- [Parts of the exercise]:
1. List the usernames of everyone who posts in the forum thread on car acceleration.
2. Answer these questions from the forum thread on car acceleration:
(a) In which forum does A.T. say the question was asked?
(b) What chemical energy does jartsa give for the fuel tank?
(c) How large a force does jartsa say pushes on the "something" moving at a million m/s?
3. Carry on the forum thread on car acceleration, starting after its last sentence and not with any of the entries.

- [Excerpt]:

┄┄┄┄┄┄┄┄┄┄

Car acceleration if resistance forces don't exist

[Jurgen M]

Problem is that some members at stackechange who comment at special relativity tags, has different comment,answers then here, so it makes even more confusion for me.

 

[A.T.]

Problem is that some members at stackechange who comment at special relativity tags, has different comment,answers then here, so it makes even more confusion for me.

Relativistic mechanics is different, but you asked in the classical physics forum here.

 

[jartsa]

I need this confirmation.
Generally I see increase in power at rocket as "mathematical manipulation" , I don't see anything useful in real physical sense in it.

When an object with mass $m$ moves at speed $v$ it has non-physical "kinetic energy"
$1/2 mv^2$

So a fuel tank with mass million kg and speed million m/s has "kinetic energy" 500000000000000000 J. While its chemical energy is just 10000000000000 J.

Now, when that fuel uses its chemical energy to accelerate itself so that its "kinetic energy" decreases, then the decrease of the "kinetic energy" is a quite large number of Joules.

While the fuel accelerates itself, it must push on something with some force. Now if that something is moving at speed million m/s and is pushed by force million Newtons, then that something is gaining "kinetic energy" at rate 1000000000000 Watts. Million megawatts.

┄┄┄┄┄┄┄┄┄┄

- [Records supplied]:
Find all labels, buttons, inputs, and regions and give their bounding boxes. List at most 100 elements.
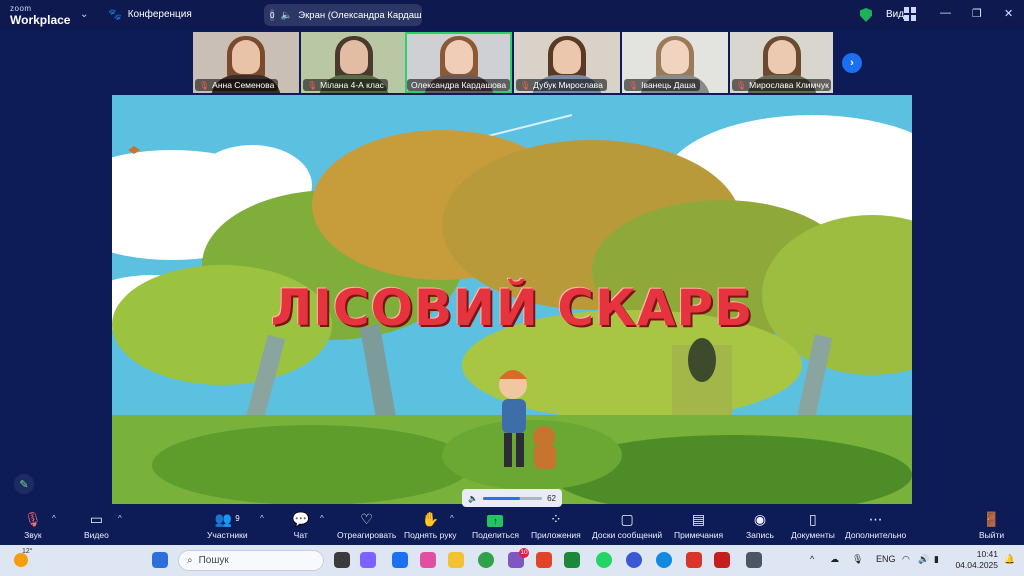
volume-slider[interactable]: 🔈 62 — [462, 489, 562, 507]
audio-options-caret[interactable]: ^ — [52, 514, 56, 523]
participant-name: Мирослава Климчук — [749, 80, 829, 90]
volume-track[interactable] — [482, 496, 543, 500]
copilot-icon[interactable] — [360, 552, 376, 568]
chat-icon: 💬 — [292, 511, 310, 527]
task-view-icon[interactable] — [334, 552, 350, 568]
more-icon: ⋯ — [868, 511, 883, 527]
notepad-icon[interactable] — [746, 552, 762, 568]
record-icon: ◉ — [753, 511, 767, 527]
chevron-down-icon[interactable]: ⌄ — [80, 9, 88, 20]
meeting-info[interactable]: 🐾 Конференция — [108, 8, 192, 21]
exit-icon: 🚪 — [982, 511, 1001, 527]
acrobat-icon[interactable] — [714, 552, 730, 568]
reactions-options-caret[interactable]: ^ — [450, 514, 454, 523]
brand-bottom: Workplace — [10, 13, 71, 27]
docs-button[interactable]: ▯ Документы — [791, 510, 835, 540]
search-icon: ⌕ — [187, 555, 193, 566]
wifi-icon[interactable]: ◠ — [902, 554, 910, 565]
leave-button[interactable]: 🚪 Выйти — [979, 510, 1004, 540]
annotate-pencil-icon[interactable]: ✎ — [14, 474, 34, 494]
screen-share-indicator[interactable]: 0 🔈 Экран (Олександра Кардашова) ••• — [264, 4, 422, 26]
participant-tile[interactable]: 🎙 Дубук Мирослава — [514, 32, 620, 93]
apps-icon: ⁘ — [550, 511, 562, 527]
apps-button[interactable]: ⁘ Приложения — [531, 510, 581, 540]
raise-hand-button[interactable]: ✋ Поднять руку — [404, 510, 457, 540]
heart-icon: ♡ — [360, 511, 373, 527]
brave-icon[interactable] — [536, 552, 552, 568]
start-icon[interactable] — [152, 552, 168, 568]
hand-icon: ✋ — [421, 511, 439, 527]
minimize-icon[interactable]: — — [940, 7, 951, 19]
video-camera-icon: ▭ — [89, 511, 104, 527]
chat-options-caret[interactable]: ^ — [320, 514, 324, 523]
next-page-button[interactable]: › — [842, 53, 862, 73]
search-placeholder: Пошук — [198, 555, 229, 566]
speaker-icon: 🔈 — [280, 9, 293, 21]
zoom-app-icon[interactable] — [392, 552, 408, 568]
grid-view-icon[interactable] — [904, 7, 916, 21]
volume-fill — [482, 496, 520, 500]
app-icon[interactable] — [564, 552, 580, 568]
notifications-icon[interactable]: 🔔 — [1004, 554, 1015, 565]
whatsapp-icon[interactable] — [596, 552, 612, 568]
volume-value: 62 — [547, 493, 556, 503]
system-clock[interactable]: 10:41 04.04.2025 — [954, 549, 998, 571]
restore-icon[interactable]: ❐ — [972, 7, 982, 20]
close-icon[interactable]: ✕ — [1004, 7, 1013, 20]
meeting-title: Конференция — [127, 9, 192, 20]
participant-tile[interactable]: 🎙 Мілана 4-А клас — [301, 32, 407, 93]
encryption-shield-icon[interactable] — [860, 8, 872, 22]
participant-tile[interactable]: 🎙 Мирослава Климчук — [730, 32, 833, 93]
participants-options-caret[interactable]: ^ — [260, 514, 264, 523]
battery-icon[interactable]: ▮ — [934, 554, 939, 565]
participant-name: Мілана 4-А клас — [320, 80, 384, 90]
participant-tile[interactable]: Олександра Кардашова — [405, 32, 512, 93]
edge-copilot-icon[interactable] — [420, 552, 436, 568]
weather-temp: 12° — [22, 548, 33, 555]
share-label: Экран (Олександра Кардашова) — [298, 9, 422, 21]
taskbar-search[interactable]: ⌕ Пошук — [178, 550, 324, 571]
participants-count: 9 — [235, 514, 240, 523]
volume-icon[interactable]: 🔊 — [918, 554, 929, 565]
participants-button[interactable]: 👥 9 Участники — [207, 510, 248, 540]
mic-muted-icon: 🎙 — [199, 80, 210, 90]
view-button[interactable]: Вид — [886, 9, 904, 20]
share-button[interactable]: ↑ Поделиться — [472, 510, 519, 540]
chat-button[interactable]: 💬 Чат — [292, 510, 309, 540]
clock-date: 04.04.2025 — [955, 560, 998, 570]
meeting-toolbar: 🎙 Звук ^ ▭ Видео ^ 👥 9 Участники ^ 💬 Чат … — [0, 508, 1024, 544]
video-options-caret[interactable]: ^ — [118, 514, 122, 523]
scene-title: ЛІСОВИЙ СКАРБ — [270, 279, 754, 337]
more-button[interactable]: ⋯ Дополнительно — [845, 510, 906, 540]
weather-icon[interactable] — [14, 553, 28, 567]
notes-button[interactable]: ▤ Примечания — [674, 510, 723, 540]
participant-tile[interactable]: 🎙 Іванець Даша — [622, 32, 728, 93]
share-badge: 0 — [270, 9, 275, 21]
participant-name: Анна Семенова — [212, 80, 275, 90]
participant-name: Дубук Мирослава — [533, 80, 603, 90]
file-explorer-icon[interactable] — [448, 552, 464, 568]
audio-button[interactable]: 🎙 Звук — [24, 510, 42, 540]
onedrive-icon[interactable]: ☁ — [830, 554, 839, 565]
record-button[interactable]: ◉ Запись — [746, 510, 774, 540]
mic-muted-icon: 🎙 — [520, 80, 531, 90]
language-indicator[interactable]: ENG — [876, 554, 896, 564]
tray-expand-icon[interactable]: ^ — [810, 554, 814, 564]
participant-name: Іванець Даша — [641, 80, 696, 90]
chrome-icon[interactable] — [478, 552, 494, 568]
whiteboards-button[interactable]: ▢ Доски сообщений — [592, 510, 662, 540]
volume-icon: 🔈 — [468, 493, 478, 503]
windows-taskbar: 12° ⌕ Пошук 10 ^ ☁ 🎙 ENG ◠ 🔊 ▮ 10:41 04.… — [0, 545, 1024, 576]
edge-icon[interactable] — [656, 552, 672, 568]
canva-icon[interactable] — [626, 552, 642, 568]
viber-icon[interactable]: 10 — [508, 548, 529, 568]
video-button[interactable]: ▭ Видео — [84, 510, 109, 540]
zoom-logo: zoom Workplace — [10, 4, 70, 27]
participant-strip: 🎙 Анна Семенова 🎙 Мілана 4-А клас Олександ… — [193, 32, 833, 93]
wps-icon[interactable] — [686, 552, 702, 568]
participant-tile[interactable]: 🎙 Анна Семенова — [193, 32, 299, 93]
microphone-icon[interactable]: 🎙 — [852, 554, 863, 565]
clock-time: 10:41 — [976, 549, 998, 559]
react-button[interactable]: ♡ Отреагировать — [337, 510, 396, 540]
mic-muted-icon: 🎙 — [24, 511, 42, 527]
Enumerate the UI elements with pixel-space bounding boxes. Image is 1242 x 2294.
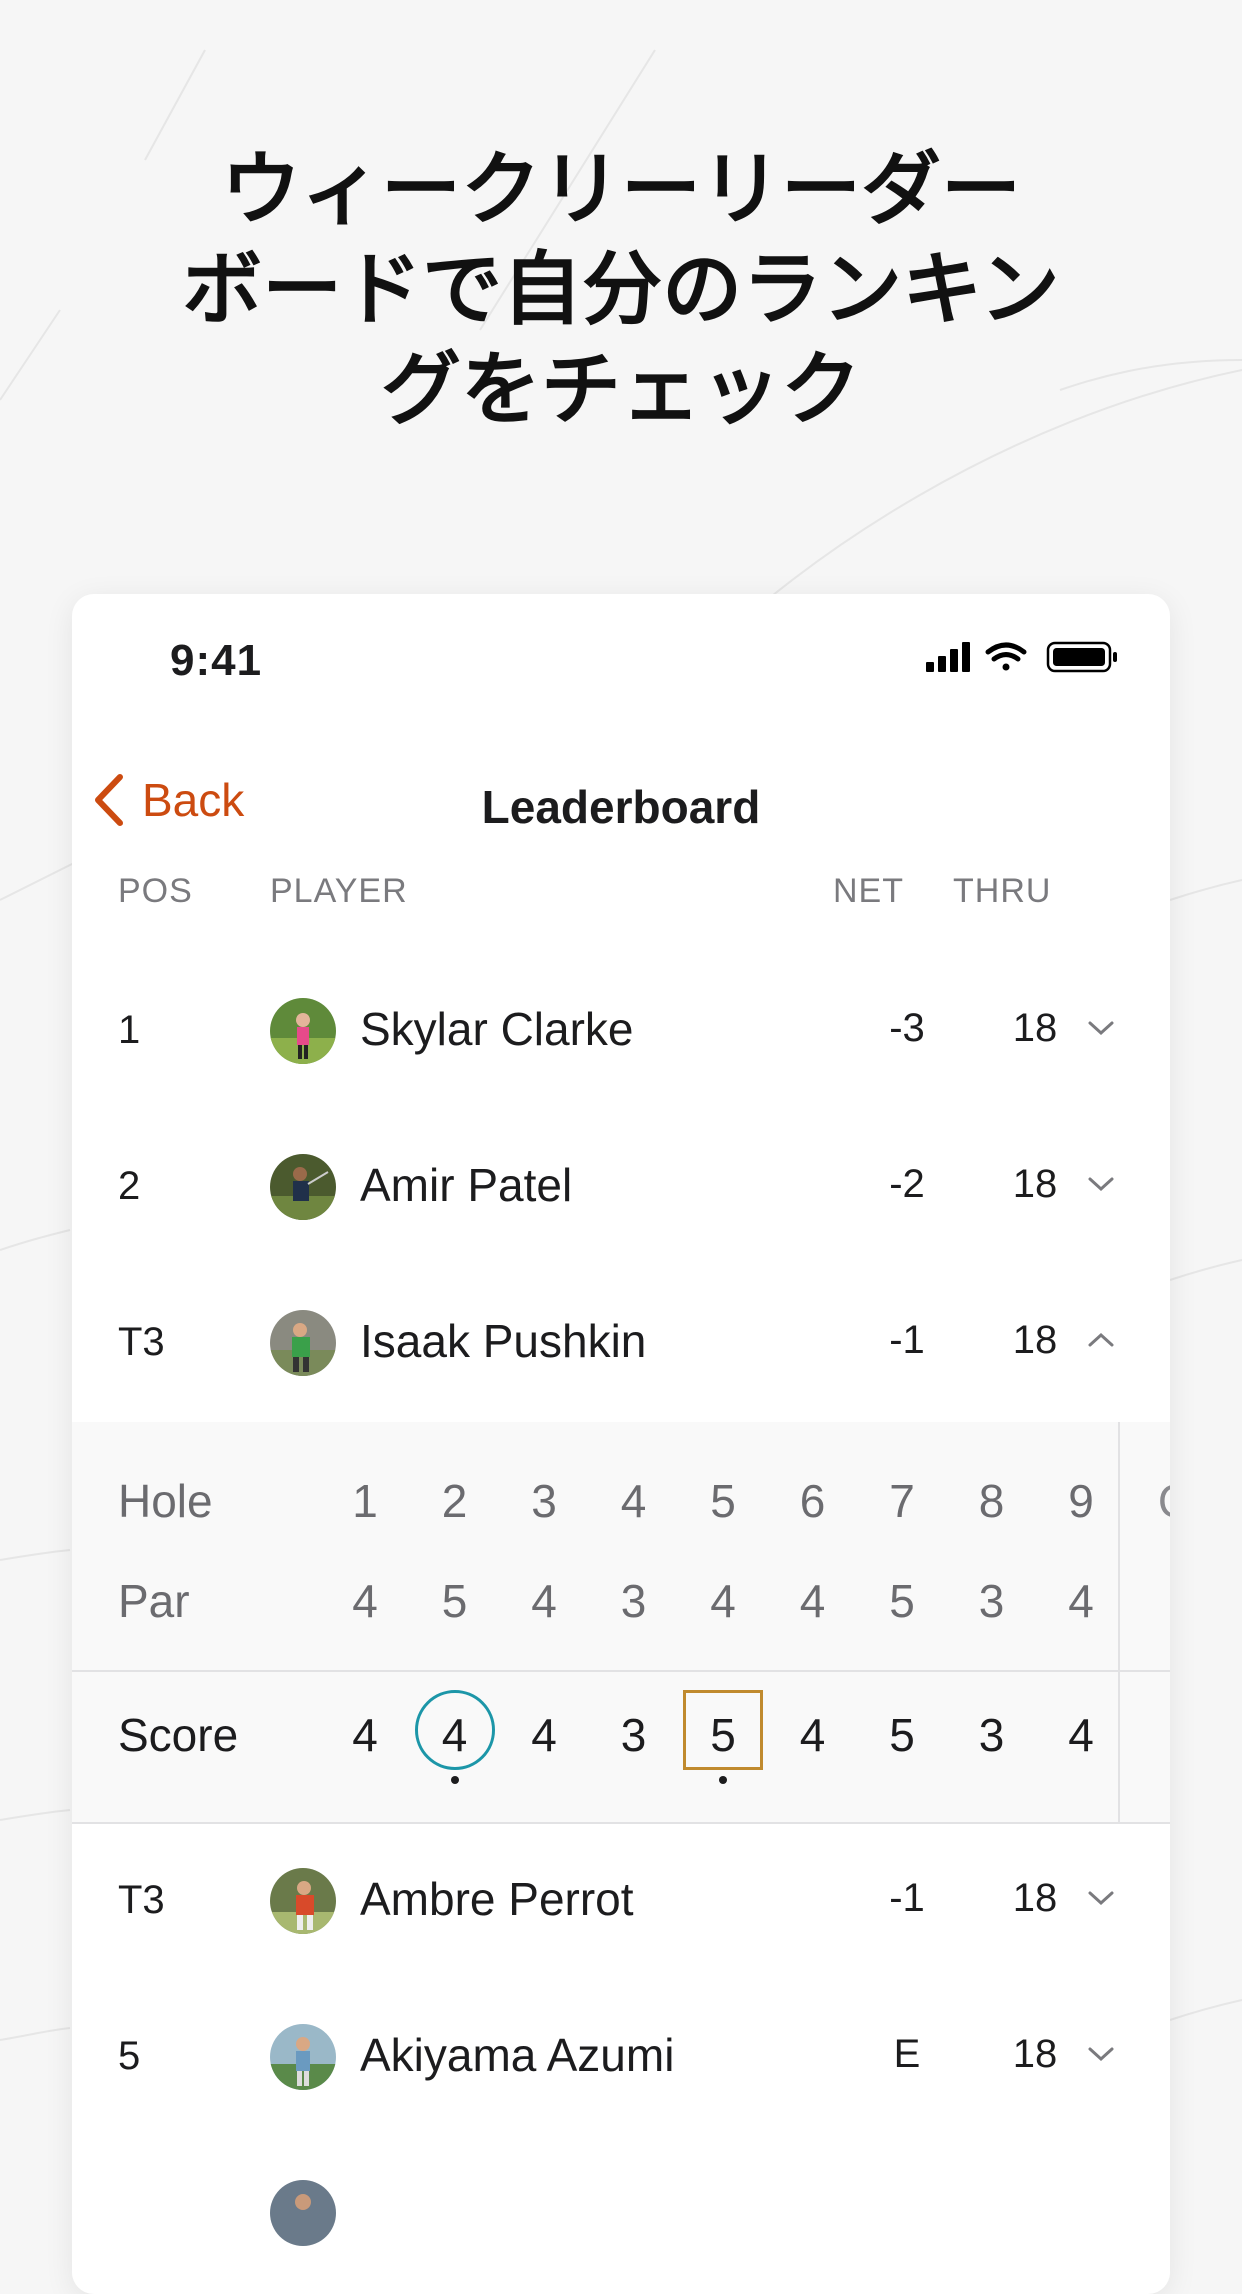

┄┄┄┄┄┄┄┄┄┄

- [Responses for each task]:
1.
Jurgen M
A.T.
jartsa

2.
(a) The classical physics forum.
(b) 10000000000000 J.
(c) A million Newtons.

3.
Now where was I going with this? Oh yes, there was the huge decrease of "kinetic energy" of the fuel, and then there was the huge increase of the "kinetic energy" of the thing that the fuel pushed on. It's kind of like whenever there is a huge decrease of energy somewhere, then there must be a huge increase of energy somewhere else.

My point is that the frame dependent "kinetic energy" is quite a lot like real energy.

(To not to be unfair to kinetic energy, the frame independent kinetic energy of a spinning flywheel is perfectly real energy.)

 

[Nugatory]

Problem is that some members at stackechange who comment at special relativity tags, has different comment,answers then here, so it makes even more confusion for me.

It us essential that you understand the classical dynamics before you take on the appreciably hairier relativistic corrections. Otherwise you will never escape the confusion.

 

[cmb]

Let imagine that car with constant 500HP accelerate but resistance forces don't exist (aero drag,internal friction in engine and transmision,tyer rolling resistance etc etc..)
neglect fuel loss over time..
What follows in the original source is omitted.